The problem -> Quote the records beneath, complete and exact. Leave out images.

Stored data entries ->
• • •
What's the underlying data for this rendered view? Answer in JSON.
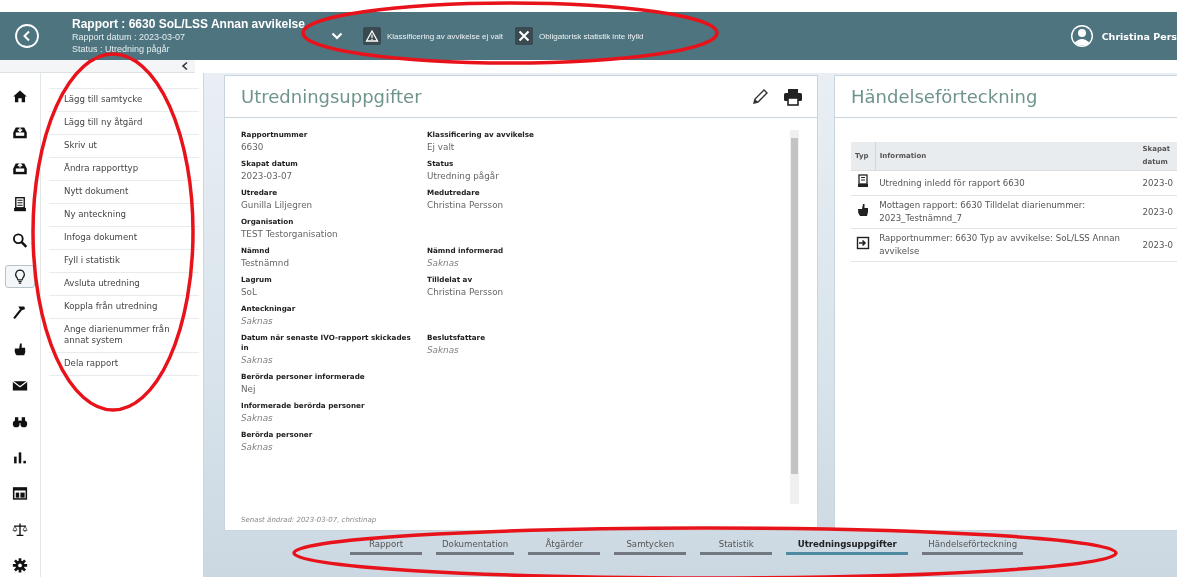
{
  "header": {
    "title": "Rapport : 6630 SoL/LSS Annan avvikelse",
    "subtitle_lines": [
      "Rapport datum : 2023-03-07",
      "Status : Utredning pågår"
    ],
    "alerts": [
      {
        "kind": "warning",
        "text": "Klassificering av avvikelse ej valt"
      },
      {
        "kind": "error",
        "text": "Obligatorisk statistik inte ifylld"
      }
    ],
    "user": "Christina Pers"
  },
  "rail": [
    {
      "selected": false
    },
    {
      "selected": false
    },
    {
      "selected": false
    },
    {
      "selected": false
    },
    {
      "selected": false
    },
    {
      "selected": true
    },
    {
      "selected": false
    },
    {
      "selected": false
    },
    {
      "selected": false
    },
    {
      "selected": false
    },
    {
      "selected": false
    },
    {
      "selected": false
    },
    {
      "selected": false
    },
    {
      "selected": false
    }
  ],
  "menu": [
    "Lägg till samtycke",
    "Lägg till ny åtgärd",
    "Skriv ut",
    "Ändra rapporttyp",
    "Nytt dokument",
    "Ny anteckning",
    "Infoga dokument",
    "Fyll i statistik",
    "Avsluta utredning",
    "Koppla från utredning",
    "Ange diarienummer från annat system",
    "Dela rapport"
  ],
  "details": {
    "title": "Utredningsuppgifter",
    "rows": [
      [
        {
          "label": "Rapportnummer",
          "value": "6630",
          "empty": false
        },
        {
          "label": "Klassificering av avvikelse",
          "value": "Ej valt",
          "empty": false
        }
      ],
      [
        {
          "label": "Skapat datum",
          "value": "2023-03-07",
          "empty": false
        },
        {
          "label": "Status",
          "value": "Utredning pågår",
          "empty": false
        }
      ],
      [
        {
          "label": "Utredare",
          "value": "Gunilla Liljegren",
          "empty": false
        },
        {
          "label": "Medutredare",
          "value": "Christina Persson",
          "empty": false
        }
      ],
      [
        {
          "label": "Organisation",
          "value": "TEST Testorganisation",
          "empty": false
        }
      ],
      [
        {
          "label": "Nämnd",
          "value": "Testnämnd",
          "empty": false
        },
        {
          "label": "Nämnd informerad",
          "value": "Saknas",
          "empty": true
        }
      ],
      [
        {
          "label": "Lagrum",
          "value": "SoL",
          "empty": false
        },
        {
          "label": "Tilldelat av",
          "value": "Christina Persson",
          "empty": false
        }
      ],
      [
        {
          "label": "Anteckningar",
          "value": "Saknas",
          "empty": true
        }
      ],
      [
        {
          "label": "Datum när senaste IVO-rapport skickades in",
          "value": "Saknas",
          "empty": true
        },
        {
          "label": "Beslutsfattare",
          "value": "Saknas",
          "empty": true
        }
      ],
      [
        {
          "label": "Berörda personer informerade",
          "value": "Nej",
          "empty": false
        }
      ],
      [
        {
          "label": "Informerade berörda personer",
          "value": "Saknas",
          "empty": true
        }
      ],
      [
        {
          "label": "Berörda personer",
          "value": "Saknas",
          "empty": true
        }
      ]
    ],
    "footer": "Senast ändrad: 2023-03-07, christinap"
  },
  "events": {
    "title": "Händelseförteckning",
    "table": {
      "columns": [
        "Typ",
        "Information",
        "Skapat datum"
      ],
      "rows": [
        {
          "kind": "document",
          "information": "Utredning inledd för rapport 6630",
          "date": "2023-0"
        },
        {
          "kind": "hand",
          "information": "Mottagen rapport: 6630 Tilldelat diarienummer: 2023_Testnämnd_7",
          "date": "2023-0"
        },
        {
          "kind": "enter",
          "information": "Rapportnummer: 6630 Typ av avvikelse: SoL/LSS Annan avvikelse",
          "date": "2023-0"
        }
      ]
    }
  },
  "tabs": [
    {
      "label": "Rapport",
      "selected": false
    },
    {
      "label": "Dokumentation",
      "selected": false
    },
    {
      "label": "Åtgärder",
      "selected": false
    },
    {
      "label": "Samtycken",
      "selected": false
    },
    {
      "label": "Statistik",
      "selected": false
    },
    {
      "label": "Utredningsuppgifter",
      "selected": true
    },
    {
      "label": "Händelseförteckning",
      "selected": false
    }
  ]
}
• • •
The answer ->
What's the underlying data for this rendered view? Answer in JSON.
{
  "header": {
    "title": "Rapport : 6630 SoL/LSS Annan avvikelse",
    "subtitle_lines": [
      "Rapport datum : 2023-03-07",
      "Status : Utredning pågår"
    ],
    "alerts": [
      {
        "kind": "warning",
        "text": "Klassificering av avvikelse ej valt"
      },
      {
        "kind": "error",
        "text": "Obligatorisk statistik inte ifylld"
      }
    ],
    "user": "Christina Pers"
  },
  "rail": [
    {
      "selected": false
    },
    {
      "selected": false
    },
    {
      "selected": false
    },
    {
      "selected": false
    },
    {
      "selected": false
    },
    {
      "selected": true
    },
    {
      "selected": false
    },
    {
      "selected": false
    },
    {
      "selected": false
    },
    {
      "selected": false
    },
    {
      "selected": false
    },
    {
      "selected": false
    },
    {
      "selected": false
    },
    {
      "selected": false
    }
  ],
  "menu": [
    "Lägg till samtycke",
    "Lägg till ny åtgärd",
    "Skriv ut",
    "Ändra rapporttyp",
    "Nytt dokument",
    "Ny anteckning",
    "Infoga dokument",
    "Fyll i statistik",
    "Avsluta utredning",
    "Koppla från utredning",
    "Ange diarienummer från annat system",
    "Dela rapport"
  ],
  "details": {
    "title": "Utredningsuppgifter",
    "rows": [
      [
        {
          "label": "Rapportnummer",
          "value": "6630",
          "empty": false
        },
        {
          "label": "Klassificering av avvikelse",
          "value": "Ej valt",
          "empty": false
        }
      ],
      [
        {
          "label": "Skapat datum",
          "value": "2023-03-07",
          "empty": false
        },
        {
          "label": "Status",
          "value": "Utredning pågår",
          "empty": false
        }
      ],
      [
        {
          "label": "Utredare",
          "value": "Gunilla Liljegren",
          "empty": false
        },
        {
          "label": "Medutredare",
          "value": "Christina Persson",
          "empty": false
        }
      ],
      [
        {
          "label": "Organisation",
          "value": "TEST Testorganisation",
          "empty": false
        }
      ],
      [
        {
          "label": "Nämnd",
          "value": "Testnämnd",
          "empty": false
        },
        {
          "label": "Nämnd informerad",
          "value": "Saknas",
          "empty": true
        }
      ],
      [
        {
          "label": "Lagrum",
          "value": "SoL",
          "empty": false
        },
        {
          "label": "Tilldelat av",
          "value": "Christina Persson",
          "empty": false
        }
      ],
      [
        {
          "label": "Anteckningar",
          "value": "Saknas",
          "empty": true
        }
      ],
      [
        {
          "label": "Datum när senaste IVO-rapport skickades in",
          "value": "Saknas",
          "empty": true
        },
        {
          "label": "Beslutsfattare",
          "value": "Saknas",
          "empty": true
        }
      ],
      [
        {
          "label": "Berörda personer informerade",
          "value": "Nej",
          "empty": false
        }
      ],
      [
        {
          "label": "Informerade berörda personer",
          "value": "Saknas",
          "empty": true
        }
      ],
      [
        {
          "label": "Berörda personer",
          "value": "Saknas",
          "empty": true
        }
      ]
    ],
    "footer": "Senast ändrad: 2023-03-07, christinap"
  },
  "events": {
    "title": "Händelseförteckning",
    "table": {
      "columns": [
        "Typ",
        "Information",
        "Skapat datum"
      ],
      "rows": [
        {
          "kind": "document",
          "information": "Utredning inledd för rapport 6630",
          "date": "2023-0"
        },
        {
          "kind": "hand",
          "information": "Mottagen rapport: 6630 Tilldelat diarienummer: 2023_Testnämnd_7",
          "date": "2023-0"
        },
        {
          "kind": "enter",
          "information": "Rapportnummer: 6630 Typ av avvikelse: SoL/LSS Annan avvikelse",
          "date": "2023-0"
        }
      ]
    }
  },
  "tabs": [
    {
      "label": "Rapport",
      "selected": false
    },
    {
      "label": "Dokumentation",
      "selected": false
    },
    {
      "label": "Åtgärder",
      "selected": false
    },
    {
      "label": "Samtycken",
      "selected": false
    },
    {
      "label": "Statistik",
      "selected": false
    },
    {
      "label": "Utredningsuppgifter",
      "selected": true
    },
    {
      "label": "Händelseförteckning",
      "selected": false
    }
  ]
}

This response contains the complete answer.